▶ **INSTRUCTION**:
Write out the material exactly, without any of its pictures.

____ INPUT MATERIAL

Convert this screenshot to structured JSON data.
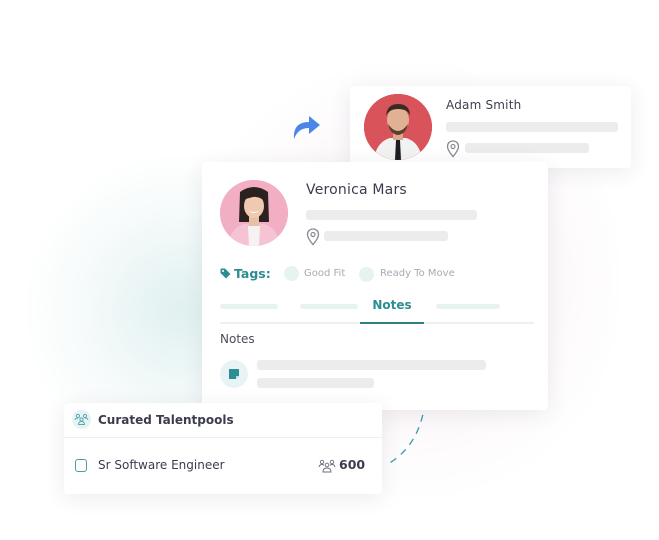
{
  "adam_card": {
    "name": "Adam Smith",
    "avatar_bg": "#d9535a"
  },
  "veronica_card": {
    "name": "Veronica Mars",
    "avatar_bg": "#f2afc4",
    "tags_label": "Tags:",
    "tags": [
      "Good Fit",
      "Ready To Move"
    ],
    "tabs": {
      "active_label": "Notes"
    },
    "notes_heading": "Notes"
  },
  "talentpools_card": {
    "title": "Curated Talentpools",
    "items": [
      {
        "label": "Sr Software Engineer",
        "count": "600",
        "checked": false
      }
    ]
  },
  "icons": {
    "share": "share-arrow-icon",
    "location": "location-pin-icon",
    "tag": "tag-icon",
    "note": "sticky-note-icon",
    "group": "group-users-icon"
  },
  "colors": {
    "accent_teal": "#2c8e92",
    "share_arrow_blue": "#4a86e8",
    "skeleton": "#ececec",
    "skeleton_teal": "#e6f3f1"
  }
}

________

▶ **REPLY TO THE EXERCISE**:
Convert this screenshot to structured JSON data.
{
  "adam_card": {
    "name": "Adam Smith",
    "avatar_bg": "#d9535a"
  },
  "veronica_card": {
    "name": "Veronica Mars",
    "avatar_bg": "#f2afc4",
    "tags_label": "Tags:",
    "tags": [
      "Good Fit",
      "Ready To Move"
    ],
    "tabs": {
      "active_label": "Notes"
    },
    "notes_heading": "Notes"
  },
  "talentpools_card": {
    "title": "Curated Talentpools",
    "items": [
      {
        "label": "Sr Software Engineer",
        "count": "600",
        "checked": false
      }
    ]
  },
  "icons": {
    "share": "share-arrow-icon",
    "location": "location-pin-icon",
    "tag": "tag-icon",
    "note": "sticky-note-icon",
    "group": "group-users-icon"
  },
  "colors": {
    "accent_teal": "#2c8e92",
    "share_arrow_blue": "#4a86e8",
    "skeleton": "#ececec",
    "skeleton_teal": "#e6f3f1"
  }
}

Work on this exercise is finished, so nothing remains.